> Objective: Without omitting anything, return the records precisely as given.
── Provided entries ──
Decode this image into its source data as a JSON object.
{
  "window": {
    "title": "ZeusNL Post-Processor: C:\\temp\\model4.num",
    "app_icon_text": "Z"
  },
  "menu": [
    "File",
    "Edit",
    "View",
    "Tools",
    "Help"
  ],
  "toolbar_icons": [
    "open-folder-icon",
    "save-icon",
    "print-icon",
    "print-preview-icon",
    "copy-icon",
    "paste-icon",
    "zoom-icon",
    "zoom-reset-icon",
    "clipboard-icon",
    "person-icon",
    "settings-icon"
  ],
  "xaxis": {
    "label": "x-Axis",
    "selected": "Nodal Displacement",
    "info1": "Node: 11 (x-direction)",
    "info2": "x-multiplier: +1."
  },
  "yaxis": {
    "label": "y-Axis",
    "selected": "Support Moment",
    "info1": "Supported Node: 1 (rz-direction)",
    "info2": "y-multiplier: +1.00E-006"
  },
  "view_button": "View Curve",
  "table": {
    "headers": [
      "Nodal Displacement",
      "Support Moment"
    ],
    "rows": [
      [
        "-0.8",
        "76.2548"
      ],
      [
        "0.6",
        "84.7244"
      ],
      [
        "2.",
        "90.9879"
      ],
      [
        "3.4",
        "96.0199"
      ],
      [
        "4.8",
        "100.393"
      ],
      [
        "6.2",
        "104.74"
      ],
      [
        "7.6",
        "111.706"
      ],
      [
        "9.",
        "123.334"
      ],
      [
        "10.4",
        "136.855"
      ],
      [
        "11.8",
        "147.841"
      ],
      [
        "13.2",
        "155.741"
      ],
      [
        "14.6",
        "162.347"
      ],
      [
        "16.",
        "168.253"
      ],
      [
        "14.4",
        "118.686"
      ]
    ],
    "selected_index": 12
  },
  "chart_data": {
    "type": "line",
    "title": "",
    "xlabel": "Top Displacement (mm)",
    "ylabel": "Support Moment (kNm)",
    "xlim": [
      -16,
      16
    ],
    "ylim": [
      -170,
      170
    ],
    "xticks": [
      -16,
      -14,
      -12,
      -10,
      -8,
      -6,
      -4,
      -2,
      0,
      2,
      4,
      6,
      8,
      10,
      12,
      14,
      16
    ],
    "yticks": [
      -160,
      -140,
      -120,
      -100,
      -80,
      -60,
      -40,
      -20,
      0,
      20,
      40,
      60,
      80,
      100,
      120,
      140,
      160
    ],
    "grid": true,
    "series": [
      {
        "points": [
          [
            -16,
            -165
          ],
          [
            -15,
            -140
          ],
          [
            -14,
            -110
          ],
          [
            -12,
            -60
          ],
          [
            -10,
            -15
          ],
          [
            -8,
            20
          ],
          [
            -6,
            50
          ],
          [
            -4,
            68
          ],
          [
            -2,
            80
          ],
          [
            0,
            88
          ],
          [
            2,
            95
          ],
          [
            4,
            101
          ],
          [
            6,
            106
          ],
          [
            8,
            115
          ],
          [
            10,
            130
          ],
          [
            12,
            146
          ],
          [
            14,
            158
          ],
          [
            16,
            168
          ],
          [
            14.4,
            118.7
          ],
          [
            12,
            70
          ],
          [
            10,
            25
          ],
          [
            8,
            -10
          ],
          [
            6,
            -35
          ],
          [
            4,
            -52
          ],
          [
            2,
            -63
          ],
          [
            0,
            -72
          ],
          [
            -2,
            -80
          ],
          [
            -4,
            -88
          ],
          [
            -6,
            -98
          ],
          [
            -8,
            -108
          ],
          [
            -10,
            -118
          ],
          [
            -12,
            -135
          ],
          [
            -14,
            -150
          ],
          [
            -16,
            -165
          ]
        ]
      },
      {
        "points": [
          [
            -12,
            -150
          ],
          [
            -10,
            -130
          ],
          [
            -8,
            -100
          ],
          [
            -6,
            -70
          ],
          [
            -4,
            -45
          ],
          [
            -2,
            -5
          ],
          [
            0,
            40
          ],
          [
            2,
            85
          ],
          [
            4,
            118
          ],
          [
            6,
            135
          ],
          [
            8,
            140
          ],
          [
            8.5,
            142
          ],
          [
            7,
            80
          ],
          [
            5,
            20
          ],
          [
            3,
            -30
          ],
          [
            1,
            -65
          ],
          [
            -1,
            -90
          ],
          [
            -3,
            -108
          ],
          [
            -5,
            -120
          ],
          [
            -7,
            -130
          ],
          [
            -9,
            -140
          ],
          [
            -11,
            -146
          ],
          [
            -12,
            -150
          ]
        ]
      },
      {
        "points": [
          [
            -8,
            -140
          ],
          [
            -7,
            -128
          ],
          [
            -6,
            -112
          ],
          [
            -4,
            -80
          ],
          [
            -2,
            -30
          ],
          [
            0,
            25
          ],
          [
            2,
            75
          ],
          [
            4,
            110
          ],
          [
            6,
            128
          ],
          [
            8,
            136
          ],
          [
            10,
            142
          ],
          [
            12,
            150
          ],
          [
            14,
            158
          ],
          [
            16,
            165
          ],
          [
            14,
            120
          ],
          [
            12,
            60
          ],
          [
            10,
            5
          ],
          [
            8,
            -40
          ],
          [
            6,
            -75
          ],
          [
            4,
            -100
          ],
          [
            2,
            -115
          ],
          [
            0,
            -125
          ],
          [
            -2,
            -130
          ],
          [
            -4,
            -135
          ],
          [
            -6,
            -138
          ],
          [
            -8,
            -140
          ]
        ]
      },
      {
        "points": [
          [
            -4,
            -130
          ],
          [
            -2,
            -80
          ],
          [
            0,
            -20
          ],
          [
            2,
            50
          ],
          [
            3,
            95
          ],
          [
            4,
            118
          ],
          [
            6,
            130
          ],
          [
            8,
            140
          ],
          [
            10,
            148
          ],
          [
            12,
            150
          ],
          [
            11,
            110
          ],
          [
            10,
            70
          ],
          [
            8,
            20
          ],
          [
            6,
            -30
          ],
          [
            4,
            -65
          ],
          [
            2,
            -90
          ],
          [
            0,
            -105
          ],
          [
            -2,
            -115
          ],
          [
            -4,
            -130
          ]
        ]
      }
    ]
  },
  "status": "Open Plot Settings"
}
───
> Solution to the exercise:
Decode this image into its source data as a JSON object.
{
  "window": {
    "title": "ZeusNL Post-Processor: C:\\temp\\model4.num",
    "app_icon_text": "Z"
  },
  "menu": [
    "File",
    "Edit",
    "View",
    "Tools",
    "Help"
  ],
  "toolbar_icons": [
    "open-folder-icon",
    "save-icon",
    "print-icon",
    "print-preview-icon",
    "copy-icon",
    "paste-icon",
    "zoom-icon",
    "zoom-reset-icon",
    "clipboard-icon",
    "person-icon",
    "settings-icon"
  ],
  "xaxis": {
    "label": "x-Axis",
    "selected": "Nodal Displacement",
    "info1": "Node: 11 (x-direction)",
    "info2": "x-multiplier: +1."
  },
  "yaxis": {
    "label": "y-Axis",
    "selected": "Support Moment",
    "info1": "Supported Node: 1 (rz-direction)",
    "info2": "y-multiplier: +1.00E-006"
  },
  "view_button": "View Curve",
  "table": {
    "headers": [
      "Nodal Displacement",
      "Support Moment"
    ],
    "rows": [
      [
        "-0.8",
        "76.2548"
      ],
      [
        "0.6",
        "84.7244"
      ],
      [
        "2.",
        "90.9879"
      ],
      [
        "3.4",
        "96.0199"
      ],
      [
        "4.8",
        "100.393"
      ],
      [
        "6.2",
        "104.74"
      ],
      [
        "7.6",
        "111.706"
      ],
      [
        "9.",
        "123.334"
      ],
      [
        "10.4",
        "136.855"
      ],
      [
        "11.8",
        "147.841"
      ],
      [
        "13.2",
        "155.741"
      ],
      [
        "14.6",
        "162.347"
      ],
      [
        "16.",
        "168.253"
      ],
      [
        "14.4",
        "118.686"
      ]
    ],
    "selected_index": 12
  },
  "chart_data": {
    "type": "line",
    "title": "",
    "xlabel": "Top Displacement (mm)",
    "ylabel": "Support Moment (kNm)",
    "xlim": [
      -16,
      16
    ],
    "ylim": [
      -170,
      170
    ],
    "xticks": [
      -16,
      -14,
      -12,
      -10,
      -8,
      -6,
      -4,
      -2,
      0,
      2,
      4,
      6,
      8,
      10,
      12,
      14,
      16
    ],
    "yticks": [
      -160,
      -140,
      -120,
      -100,
      -80,
      -60,
      -40,
      -20,
      0,
      20,
      40,
      60,
      80,
      100,
      120,
      140,
      160
    ],
    "grid": true,
    "series": [
      {
        "points": [
          [
            -16,
            -165
          ],
          [
            -15,
            -140
          ],
          [
            -14,
            -110
          ],
          [
            -12,
            -60
          ],
          [
            -10,
            -15
          ],
          [
            -8,
            20
          ],
          [
            -6,
            50
          ],
          [
            -4,
            68
          ],
          [
            -2,
            80
          ],
          [
            0,
            88
          ],
          [
            2,
            95
          ],
          [
            4,
            101
          ],
          [
            6,
            106
          ],
          [
            8,
            115
          ],
          [
            10,
            130
          ],
          [
            12,
            146
          ],
          [
            14,
            158
          ],
          [
            16,
            168
          ],
          [
            14.4,
            118.7
          ],
          [
            12,
            70
          ],
          [
            10,
            25
          ],
          [
            8,
            -10
          ],
          [
            6,
            -35
          ],
          [
            4,
            -52
          ],
          [
            2,
            -63
          ],
          [
            0,
            -72
          ],
          [
            -2,
            -80
          ],
          [
            -4,
            -88
          ],
          [
            -6,
            -98
          ],
          [
            -8,
            -108
          ],
          [
            -10,
            -118
          ],
          [
            -12,
            -135
          ],
          [
            -14,
            -150
          ],
          [
            -16,
            -165
          ]
        ]
      },
      {
        "points": [
          [
            -12,
            -150
          ],
          [
            -10,
            -130
          ],
          [
            -8,
            -100
          ],
          [
            -6,
            -70
          ],
          [
            -4,
            -45
          ],
          [
            -2,
            -5
          ],
          [
            0,
            40
          ],
          [
            2,
            85
          ],
          [
            4,
            118
          ],
          [
            6,
            135
          ],
          [
            8,
            140
          ],
          [
            8.5,
            142
          ],
          [
            7,
            80
          ],
          [
            5,
            20
          ],
          [
            3,
            -30
          ],
          [
            1,
            -65
          ],
          [
            -1,
            -90
          ],
          [
            -3,
            -108
          ],
          [
            -5,
            -120
          ],
          [
            -7,
            -130
          ],
          [
            -9,
            -140
          ],
          [
            -11,
            -146
          ],
          [
            -12,
            -150
          ]
        ]
      },
      {
        "points": [
          [
            -8,
            -140
          ],
          [
            -7,
            -128
          ],
          [
            -6,
            -112
          ],
          [
            -4,
            -80
          ],
          [
            -2,
            -30
          ],
          [
            0,
            25
          ],
          [
            2,
            75
          ],
          [
            4,
            110
          ],
          [
            6,
            128
          ],
          [
            8,
            136
          ],
          [
            10,
            142
          ],
          [
            12,
            150
          ],
          [
            14,
            158
          ],
          [
            16,
            165
          ],
          [
            14,
            120
          ],
          [
            12,
            60
          ],
          [
            10,
            5
          ],
          [
            8,
            -40
          ],
          [
            6,
            -75
          ],
          [
            4,
            -100
          ],
          [
            2,
            -115
          ],
          [
            0,
            -125
          ],
          [
            -2,
            -130
          ],
          [
            -4,
            -135
          ],
          [
            -6,
            -138
          ],
          [
            -8,
            -140
          ]
        ]
      },
      {
        "points": [
          [
            -4,
            -130
          ],
          [
            -2,
            -80
          ],
          [
            0,
            -20
          ],
          [
            2,
            50
          ],
          [
            3,
            95
          ],
          [
            4,
            118
          ],
          [
            6,
            130
          ],
          [
            8,
            140
          ],
          [
            10,
            148
          ],
          [
            12,
            150
          ],
          [
            11,
            110
          ],
          [
            10,
            70
          ],
          [
            8,
            20
          ],
          [
            6,
            -30
          ],
          [
            4,
            -65
          ],
          [
            2,
            -90
          ],
          [
            0,
            -105
          ],
          [
            -2,
            -115
          ],
          [
            -4,
            -130
          ]
        ]
      }
    ]
  },
  "status": "Open Plot Settings"
}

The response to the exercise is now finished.